• Work to be completed: Extract the text of every entry below exactly; leave images out.
>>>
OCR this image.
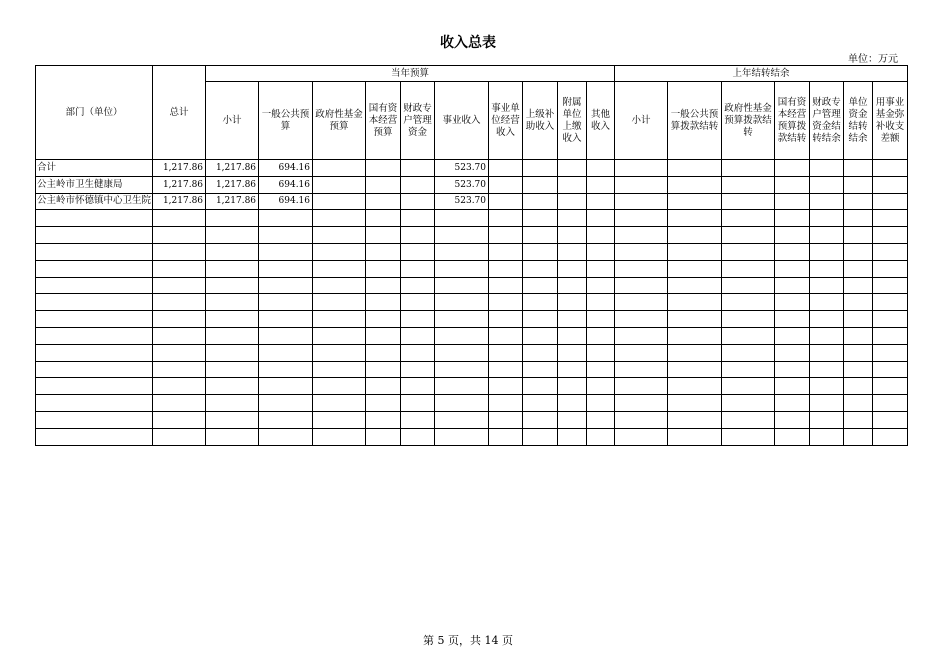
收入总表
单位：万元
部门（单位）	总计	当年预算										上年结转结余						
		小计	一般公共预算	政府性基金预算	国有资本经营预算	财政专户管理资金	事业收入	事业单位经营收入	上级补助收入	附属单位上缴收入	其他收入	小计	一般公共预算拨款结转	政府性基金预算拨款结转	国有资本经营预算拨款结转	财政专户管理资金结转结余	单位资金结转结余	用事业基金弥补收支差额
合计	1,217.86	1,217.86	694.16				523.70											
公主岭市卫生健康局	1,217.86	1,217.86	694.16				523.70											
公主岭市怀德镇中心卫生院	1,217.86	1,217.86	694.16				523.70											

第 5 页，共 14 页
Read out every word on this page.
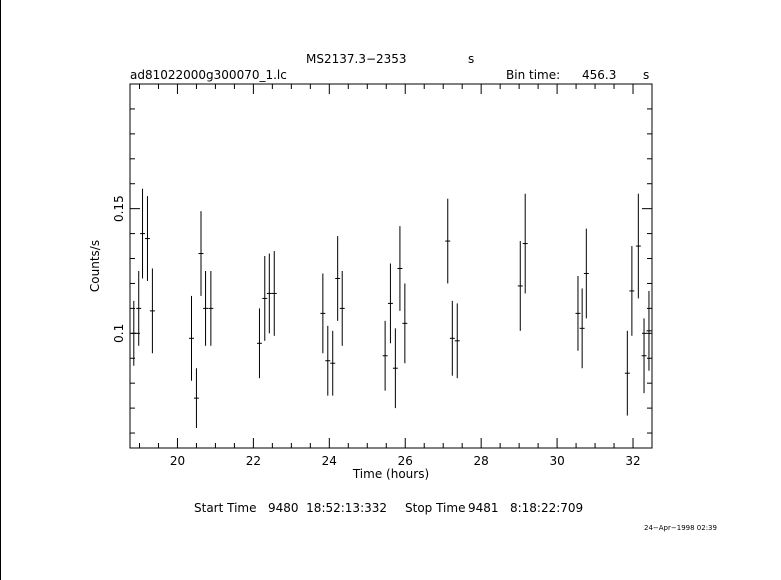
MS2137.3−2353	s
ad81022000g300070_1.lc	Bin time: 456.3 s
20	22	24	26	28	30	32
0.1
0.15
Time (hours)
Counts/s
Start Time 9480  18:52:13:332 Stop Time 9481   8:18:22:709
24−Apr−1998 02:39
<<<
• Response to the exercise:
OCR this image.
收入总表
单位：万元
部门（单位）	总计	当年预算										上年结转结余						
		小计	一般公共预算	政府性基金预算	国有资本经营预算	财政专户管理资金	事业收入	事业单位经营收入	上级补助收入	附属单位上缴收入	其他收入	小计	一般公共预算拨款结转	政府性基金预算拨款结转	国有资本经营预算拨款结转	财政专户管理资金结转结余	单位资金结转结余	用事业基金弥补收支差额
合计	1,217.86	1,217.86	694.16				523.70											
公主岭市卫生健康局	1,217.86	1,217.86	694.16				523.70											
公主岭市怀德镇中心卫生院	1,217.86	1,217.86	694.16				523.70											

第 5 页，共 14 页
Read out every word on this page.
MS2137.3−2353	s
ad81022000g300070_1.lc	Bin time: 456.3 s
20	22	24	26	28	30	32
0.1
0.15
Time (hours)
Counts/s
Start Time 9480  18:52:13:332 Stop Time 9481   8:18:22:709
24−Apr−1998 02:39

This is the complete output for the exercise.